## Written task
Update the lines starting at the one that contains "section-subtitle: 표적항암치료까지 든든하게" and ending at the one that contains "age-line: ~70세 bbox=[202, 2464, 246, 2481]" by putting "알릴의무" wherever "고지" appears, with nothing else changed. Return only those lines.
## Begin Extracted data
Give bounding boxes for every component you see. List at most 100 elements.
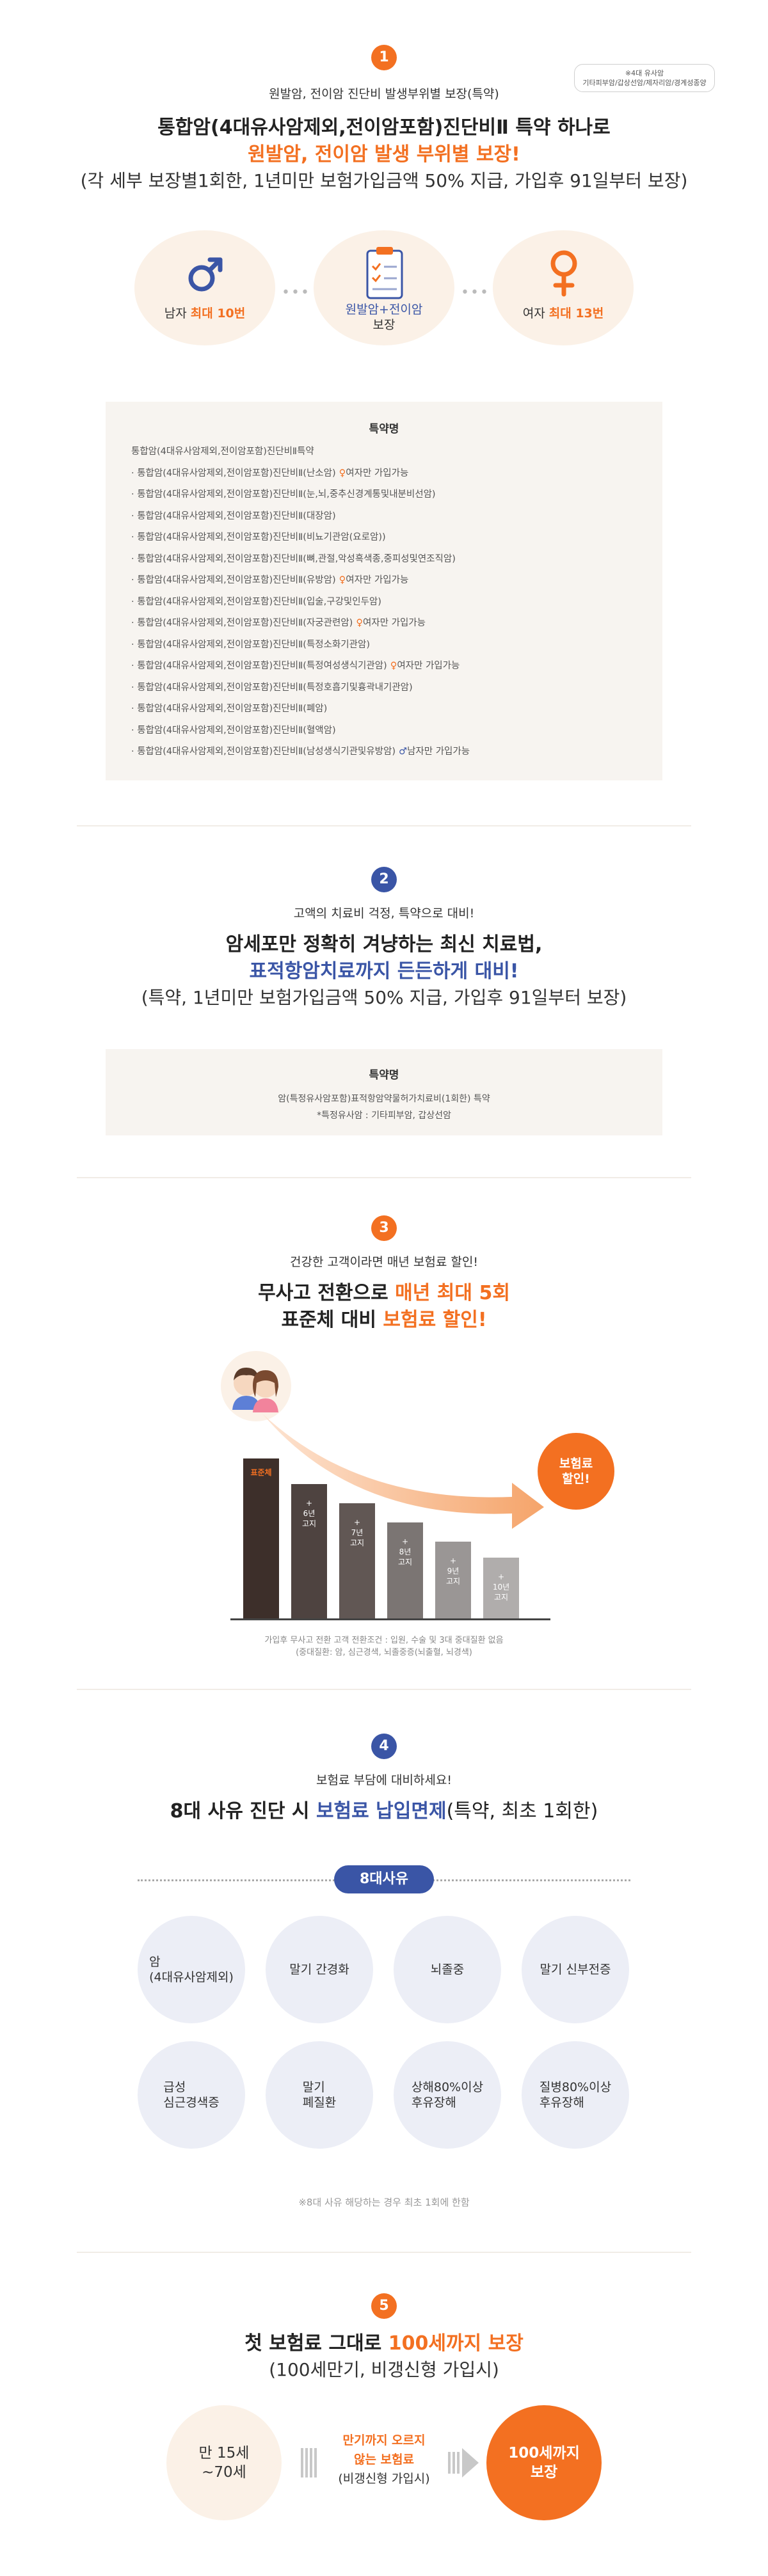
section-subtitle: 표적항암치료까지 든든하게 대비! bbox=[249, 960, 519, 983]
reason-label-line: 상해80%이상 bbox=[411, 2080, 484, 2094]
rider-note: 여자만 가입가능 bbox=[362, 618, 426, 628]
bar-2: +7년 고지 bbox=[339, 1503, 375, 1618]
discount-bar-chart: 표준체 +6년 고지 +7년 고지 +8년 고지 +9년 고지 +10년 고지 bbox=[230, 1433, 544, 1618]
reason-label: 질병80%이상 후유장해 bbox=[540, 2080, 611, 2110]
reason-label: 급성 심근경색증 bbox=[163, 2080, 219, 2110]
title-highlight: 매년 최대 5회 bbox=[395, 1282, 510, 1304]
reason-circle: 뇌졸중 bbox=[394, 1916, 501, 2023]
chart-baseline bbox=[230, 1618, 550, 1620]
footnote-line: (중대질환: 암, 심근경색, 뇌졸중증(뇌출혈, 뇌경색) bbox=[296, 1648, 472, 1657]
note-line: 기타피부암/갑상선암/제자리암/경계성종양 bbox=[582, 79, 707, 87]
age-line: 만 15세 bbox=[198, 2445, 250, 2461]
result-line: 보험료 bbox=[559, 1457, 593, 1471]
flow-line: (비갱신형 가입시) bbox=[338, 2472, 430, 2486]
bullet: · bbox=[131, 682, 138, 693]
rider-name: 통합암(4대유사암제외,전이암포함)진단비Ⅱ(입술,구강및인두암) bbox=[137, 596, 381, 607]
rider-list-box: 특약명 통합암(4대유사암제외,전이암포함)진단비Ⅱ특약 · 통합암(4대유사암… bbox=[106, 402, 662, 780]
bar-label: +6년 고지 bbox=[291, 1484, 327, 1529]
bar-plus: + bbox=[497, 1572, 505, 1581]
box-heading: 특약명 bbox=[369, 1069, 399, 1082]
bar-label-line: 고지 bbox=[493, 1593, 509, 1602]
rider-name: 통합암(4대유사암제외,전이암포함)진단비Ⅱ(특정여성생식기관암) bbox=[137, 661, 387, 671]
age-line: ~70세 bbox=[202, 2464, 246, 2481]
section-note: (100세만기, 비갱신형 가입시) bbox=[269, 2359, 499, 2380]
reason-circle: 암 (4대유사암제외) bbox=[138, 1916, 245, 2023]
bullet: · bbox=[131, 618, 138, 628]
rider-name: 통합암(4대유사암제외,전이암포함)진단비Ⅱ(난소암) bbox=[137, 468, 336, 478]
title-prefix: 8대 사유 진단 시 bbox=[170, 1800, 316, 1822]
reasons-pill: 8대사유 bbox=[334, 1865, 434, 1893]
combined-coverage-circle: 원발암+전이암 보장 bbox=[314, 230, 454, 345]
section-number-badge: 4 bbox=[371, 1734, 397, 1759]
rider-list-first: 통합암(4대유사암제외,전이암포함)진단비Ⅱ특약 bbox=[131, 446, 314, 457]
bullet: · bbox=[131, 661, 138, 671]
chart-footnote: 가입후 무사고 전환 고객 전환조건 : 입원, 수술 및 3대 중대질환 없음… bbox=[0, 1634, 768, 1659]
title-prefix: 첫 보험료 그대로 bbox=[244, 2332, 388, 2355]
reason-label: 뇌졸중 bbox=[431, 1962, 464, 1977]
bar-5: +10년 고지 bbox=[483, 1558, 519, 1618]
reason-label-line: 말기 bbox=[302, 2080, 325, 2094]
bar-label: +9년 고지 bbox=[435, 1542, 471, 1586]
section-3: 3 건강한 고객이라면 매년 보험료 할인! 무사고 전환으로 매년 최대 5회… bbox=[0, 1215, 768, 1334]
rider-list-item: · 통합암(4대유사암제외,전이암포함)진단비Ⅱ(특정여성생식기관암) ♀여자만… bbox=[131, 656, 470, 677]
bullet: · bbox=[131, 596, 138, 607]
rider-name: 암(특정유사암포함)표적항암약물허가치료비(1회한) 특약 bbox=[278, 1094, 490, 1104]
reason-label-line: 질병80%이상 bbox=[539, 2080, 612, 2094]
bar-plus: + bbox=[449, 1556, 457, 1565]
bar-label-line: 고지 bbox=[349, 1538, 365, 1547]
box-heading: 특약명 bbox=[369, 423, 399, 436]
bar-plus: + bbox=[401, 1537, 409, 1546]
bar-3: +8년 고지 bbox=[387, 1522, 423, 1618]
label-prefix: 여자 bbox=[522, 306, 549, 320]
rider-note: 여자만 가입가능 bbox=[346, 468, 409, 478]
rider-name: 통합암(4대유사암제외,전이암포함)진단비Ⅱ(자궁관련암) bbox=[137, 618, 353, 628]
label-prefix: 남자 bbox=[164, 306, 191, 320]
bar-label-line: 9년 bbox=[447, 1567, 460, 1576]
rider-list-item: · 통합암(4대유사암제외,전이암포함)진단비Ⅱ(특정호흡기및흉곽내기관암) bbox=[131, 677, 470, 699]
reason-label-line: 뇌졸중 bbox=[430, 1963, 465, 1977]
title-suffix: (특약, 최초 1회한) bbox=[446, 1800, 598, 1822]
note-line: ※4대 유사암 bbox=[625, 69, 664, 77]
section-subtitle: 원발암, 전이암 발생 부위별 보장! bbox=[248, 143, 520, 166]
flow-middle-text: 만기까지 오르지 않는 보험료 (비갱신형 가입시) bbox=[323, 2431, 445, 2488]
section-1: 1 bbox=[0, 45, 768, 70]
section-1-headline: 원발암, 전이암 진단비 발생부위별 보장(특약) 통합암(4대유사암제외,전이… bbox=[0, 84, 768, 194]
bar-label-line: 고지 bbox=[301, 1519, 317, 1528]
reason-circle: 상해80%이상 후유장해 bbox=[394, 2041, 501, 2149]
reason-label-line: 암 bbox=[149, 1955, 161, 1969]
combined-coverage-label: 원발암+전이암 보장 bbox=[314, 302, 454, 333]
section-5: 5 첫 보험료 그대로 100세까지 보장 (100세만기, 비갱신형 가입시) bbox=[0, 2293, 768, 2383]
separator-dots: ••• bbox=[461, 285, 490, 301]
clipboard-icon bbox=[366, 247, 403, 299]
bullet: · bbox=[131, 553, 138, 564]
flow-line: 않는 보험료 bbox=[353, 2453, 414, 2467]
discount-arrow bbox=[262, 1414, 544, 1529]
bar-1: +6년 고지 bbox=[291, 1484, 327, 1618]
bar-4: +9년 고지 bbox=[435, 1542, 471, 1618]
rider-list: 통합암(4대유사암제외,전이암포함)진단비Ⅱ특약 · 통합암(4대유사암제외,전… bbox=[131, 441, 470, 763]
rider-name: 통합암(4대유사암제외,전이암포함)진단비Ⅱ(특정소화기관암) bbox=[137, 639, 370, 650]
rider-list-item: · 통합암(4대유사암제외,전이암포함)진단비Ⅱ(남성생식기관및유방암) ♂남자… bbox=[131, 741, 470, 763]
bar-0: 표준체 bbox=[243, 1458, 279, 1618]
reasons-footnote: ※8대 사유 해당하는 경우 최초 1회에 한함 bbox=[298, 2197, 470, 2208]
rider-name: 통합암(4대유사암제외,전이암포함)진단비Ⅱ(비뇨기관암(요로암)) bbox=[137, 532, 386, 542]
reason-circle: 급성 심근경색증 bbox=[138, 2041, 245, 2149]
reason-label: 상해80%이상 후유장해 bbox=[412, 2080, 483, 2110]
reason-circle: 말기 간경화 bbox=[266, 1916, 373, 2023]
rider-name: 통합암(4대유사암제외,전이암포함)진단비Ⅱ(유방암) bbox=[137, 575, 336, 585]
section-divider bbox=[77, 1689, 691, 1690]
rider-name: 통합암(4대유사암제외,전이암포함)진단비Ⅱ(특정호흡기및흉곽내기관암) bbox=[137, 682, 413, 693]
bullet: · bbox=[131, 639, 138, 650]
reason-circle: 말기 폐질환 bbox=[266, 2041, 373, 2149]
section-number-badge: 5 bbox=[371, 2293, 397, 2319]
reason-label-line: 말기 신부전증 bbox=[540, 1963, 611, 1977]
reason-circle: 질병80%이상 후유장해 bbox=[522, 2041, 629, 2149]
section-title: 통합암(4대유사암제외,전이암포함)진단비Ⅱ 특약 하나로 bbox=[157, 116, 611, 139]
female-icon: ♀ bbox=[387, 661, 397, 671]
label-highlight: 최대 13번 bbox=[548, 306, 604, 320]
title-prefix: 무사고 전환으로 bbox=[258, 1282, 396, 1304]
reason-label-line: 심근경색증 bbox=[163, 2096, 220, 2110]
rider-list-item: · 통합암(4대유사암제외,전이암포함)진단비Ⅱ(혈액암) bbox=[131, 720, 470, 742]
bar-plus: + bbox=[305, 1499, 313, 1508]
rider-name-box: 특약명 암(특정유사암포함)표적항암약물허가치료비(1회한) 특약 *특정유사암… bbox=[106, 1049, 662, 1135]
## End Extracted data
## The output
section-subtitle: 표적항암치료까지 든든하게 대비! bbox=[249, 960, 519, 983]
reason-label-line: 상해80%이상 bbox=[411, 2080, 484, 2094]
rider-note: 여자만 가입가능 bbox=[362, 618, 426, 628]
bar-2: +7년 알릴의무 bbox=[339, 1503, 375, 1618]
discount-bar-chart: 표준체 +6년 알릴의무 +7년 알릴의무 +8년 알릴의무 +9년 알릴의무 +10년 알릴의무 bbox=[230, 1433, 544, 1618]
reason-label: 질병80%이상 후유장해 bbox=[540, 2080, 611, 2110]
reason-label: 급성 심근경색증 bbox=[163, 2080, 219, 2110]
title-highlight: 매년 최대 5회 bbox=[395, 1282, 510, 1304]
reason-circle: 뇌졸중 bbox=[394, 1916, 501, 2023]
chart-baseline bbox=[230, 1618, 550, 1620]
footnote-line: (중대질환: 암, 심근경색, 뇌졸중증(뇌출혈, 뇌경색) bbox=[296, 1648, 472, 1657]
note-line: 기타피부암/갑상선암/제자리암/경계성종양 bbox=[582, 79, 707, 87]
age-line: 만 15세 bbox=[198, 2445, 250, 2461]
result-line: 보험료 bbox=[559, 1457, 593, 1471]
flow-line: (비갱신형 가입시) bbox=[338, 2472, 430, 2486]
bullet: · bbox=[131, 682, 138, 693]
rider-name: 통합암(4대유사암제외,전이암포함)진단비Ⅱ(입술,구강및인두암) bbox=[137, 596, 381, 607]
rider-list-box: 특약명 통합암(4대유사암제외,전이암포함)진단비Ⅱ특약 · 통합암(4대유사암… bbox=[106, 402, 662, 780]
bar-label: +6년 알릴의무 bbox=[291, 1484, 327, 1529]
bar-plus: + bbox=[497, 1572, 505, 1581]
box-heading: 특약명 bbox=[369, 1069, 399, 1082]
bar-label-line: 알릴의무 bbox=[493, 1593, 509, 1602]
rider-name: 통합암(4대유사암제외,전이암포함)진단비Ⅱ(특정여성생식기관암) bbox=[137, 661, 387, 671]
age-line: ~70세 bbox=[202, 2464, 246, 2481]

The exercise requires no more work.